# TASK DIRECTIONS:
Copy nothing but the text: reproduce each line of the listing exactly and leave the pictures out.

# ENTRIES PROVIDED:
* * * * * * * * *

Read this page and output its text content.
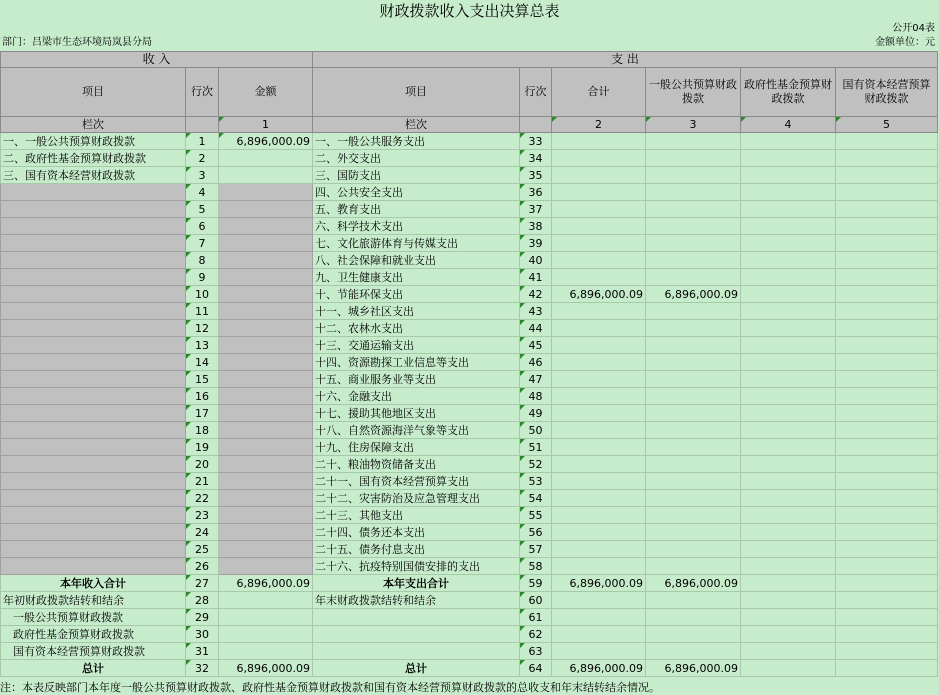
财政拨款收入支出决算总表
公开04表
部门：吕梁市生态环境局岚县分局	金额单位：元
收 入			支 出					
项目	行次	金额	项目	行次	合计	一般公共预算财政拨款	政府性基金预算财政拨款	国有资本经营预算财政拨款
栏次		1	栏次		2	3	4	5
一、一般公共预算财政拨款	1	6,896,000.09	一、一般公共服务支出	33				
二、政府性基金预算财政拨款	2		二、外交支出	34				
三、国有资本经营财政拨款	3		三、国防支出	35				
	4		四、公共安全支出	36				
	5		五、教育支出	37				
	6		六、科学技术支出	38				
	7		七、文化旅游体育与传媒支出	39				
	8		八、社会保障和就业支出	40				
	9		九、卫生健康支出	41				
	10		十、节能环保支出	42	6,896,000.09	6,896,000.09		
	11		十一、城乡社区支出	43				
	12		十二、农林水支出	44				
	13		十三、交通运输支出	45				
	14		十四、资源勘探工业信息等支出	46				
	15		十五、商业服务业等支出	47				
	16		十六、金融支出	48				
	17		十七、援助其他地区支出	49				
	18		十八、自然资源海洋气象等支出	50				
	19		十九、住房保障支出	51				
	20		二十、粮油物资储备支出	52				
	21		二十一、国有资本经营预算支出	53				
	22		二十二、灾害防治及应急管理支出	54				
	23		二十三、其他支出	55				
	24		二十四、债务还本支出	56				
	25		二十五、债务付息支出	57				
	26		二十六、抗疫特别国债安排的支出	58				
本年收入合计	27	6,896,000.09	本年支出合计	59	6,896,000.09	6,896,000.09		
年初财政拨款结转和结余	28		年末财政拨款结转和结余	60				
一般公共预算财政拨款	29			61				
政府性基金预算财政拨款	30			62				
国有资本经营预算财政拨款	31			63				
总计	32	6,896,000.09	总计	64	6,896,000.09	6,896,000.09		
注：本表反映部门本年度一般公共预算财政拨款、政府性基金预算财政拨款和国有资本经营预算财政拨款的总收支和年末结转结余情况。
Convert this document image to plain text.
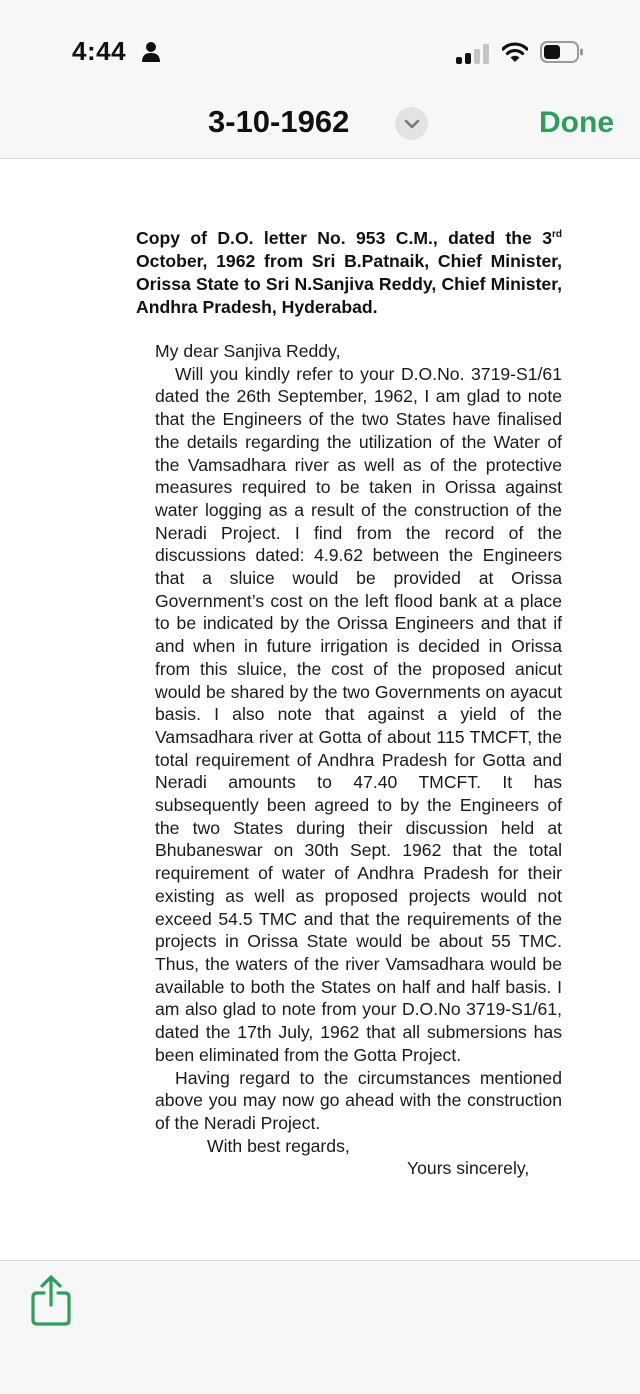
4:44
3-10-1962	Done
Copy of D.O. letter No. 953 C.M., dated the 3rd October, 1962 from Sri B.Patnaik, Chief Minister, Orissa State to Sri N.Sanjiva Reddy, Chief Minister, Andhra Pradesh, Hyderabad.

My dear Sanjiva Reddy,

Will you kindly refer to your D.O.No. 3719-S1/61 dated the 26th September, 1962, I am glad to note that the Engineers of the two States have finalised the details regarding the utilization of the Water of the Vamsadhara river as well as of the protective measures required to be taken in Orissa against water logging as a result of the construction of the Neradi Project. I find from the record of the discussions dated: 4.9.62 between the Engineers that a sluice would be provided at Orissa Government’s cost on the left flood bank at a place to be indicated by the Orissa Engineers and that if and when in future irrigation is decided in Orissa from this sluice, the cost of the proposed anicut would be shared by the two Governments on ayacut basis. I also note that against a yield of the Vamsadhara river at Gotta of about 115 TMCFT, the total requirement of Andhra Pradesh for Gotta and Neradi amounts to 47.40 TMCFT. It has subsequently been agreed to by the Engineers of the two States during their discussion held at Bhubaneswar on 30th Sept. 1962 that the total requirement of water of Andhra Pradesh for their existing as well as proposed projects would not exceed 54.5 TMC and that the requirements of the projects in Orissa State would be about 55 TMC. Thus, the waters of the river Vamsadhara would be available to both the States on half and half basis. I am also glad to note from your D.O.No 3719-S1/61, dated the 17th July, 1962 that all submersions has been eliminated from the Gotta Project.

Having regard to the circumstances mentioned above you may now go ahead with the construction of the Neradi Project.

With best regards,

Yours sincerely,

* * * * * * * * *

# THE ANSWER:
Read this page and output its text content.
财政拨款收入支出决算总表
公开04表
部门：吕梁市生态环境局岚县分局	金额单位：元
收 入			支 出					
项目	行次	金额	项目	行次	合计	一般公共预算财政拨款	政府性基金预算财政拨款	国有资本经营预算财政拨款
栏次		1	栏次		2	3	4	5
一、一般公共预算财政拨款	1	6,896,000.09	一、一般公共服务支出	33				
二、政府性基金预算财政拨款	2		二、外交支出	34				
三、国有资本经营财政拨款	3		三、国防支出	35				
	4		四、公共安全支出	36				
	5		五、教育支出	37				
	6		六、科学技术支出	38				
	7		七、文化旅游体育与传媒支出	39				
	8		八、社会保障和就业支出	40				
	9		九、卫生健康支出	41				
	10		十、节能环保支出	42	6,896,000.09	6,896,000.09		
	11		十一、城乡社区支出	43				
	12		十二、农林水支出	44				
	13		十三、交通运输支出	45				
	14		十四、资源勘探工业信息等支出	46				
	15		十五、商业服务业等支出	47				
	16		十六、金融支出	48				
	17		十七、援助其他地区支出	49				
	18		十八、自然资源海洋气象等支出	50				
	19		十九、住房保障支出	51				
	20		二十、粮油物资储备支出	52				
	21		二十一、国有资本经营预算支出	53				
	22		二十二、灾害防治及应急管理支出	54				
	23		二十三、其他支出	55				
	24		二十四、债务还本支出	56				
	25		二十五、债务付息支出	57				
	26		二十六、抗疫特别国债安排的支出	58				
本年收入合计	27	6,896,000.09	本年支出合计	59	6,896,000.09	6,896,000.09		
年初财政拨款结转和结余	28		年末财政拨款结转和结余	60				
一般公共预算财政拨款	29			61				
政府性基金预算财政拨款	30			62				
国有资本经营预算财政拨款	31			63				
总计	32	6,896,000.09	总计	64	6,896,000.09	6,896,000.09		
注：本表反映部门本年度一般公共预算财政拨款、政府性基金预算财政拨款和国有资本经营预算财政拨款的总收支和年末结转结余情况。
Convert this document image to plain text.
4:44
3-10-1962	Done
Copy of D.O. letter No. 953 C.M., dated the 3rd October, 1962 from Sri B.Patnaik, Chief Minister, Orissa State to Sri N.Sanjiva Reddy, Chief Minister, Andhra Pradesh, Hyderabad.

My dear Sanjiva Reddy,

Will you kindly refer to your D.O.No. 3719-S1/61 dated the 26th September, 1962, I am glad to note that the Engineers of the two States have finalised the details regarding the utilization of the Water of the Vamsadhara river as well as of the protective measures required to be taken in Orissa against water logging as a result of the construction of the Neradi Project. I find from the record of the discussions dated: 4.9.62 between the Engineers that a sluice would be provided at Orissa Government’s cost on the left flood bank at a place to be indicated by the Orissa Engineers and that if and when in future irrigation is decided in Orissa from this sluice, the cost of the proposed anicut would be shared by the two Governments on ayacut basis. I also note that against a yield of the Vamsadhara river at Gotta of about 115 TMCFT, the total requirement of Andhra Pradesh for Gotta and Neradi amounts to 47.40 TMCFT. It has subsequently been agreed to by the Engineers of the two States during their discussion held at Bhubaneswar on 30th Sept. 1962 that the total requirement of water of Andhra Pradesh for their existing as well as proposed projects would not exceed 54.5 TMC and that the requirements of the projects in Orissa State would be about 55 TMC. Thus, the waters of the river Vamsadhara would be available to both the States on half and half basis. I am also glad to note from your D.O.No 3719-S1/61, dated the 17th July, 1962 that all submersions has been eliminated from the Gotta Project.

Having regard to the circumstances mentioned above you may now go ahead with the construction of the Neradi Project.

With best regards,

Yours sincerely,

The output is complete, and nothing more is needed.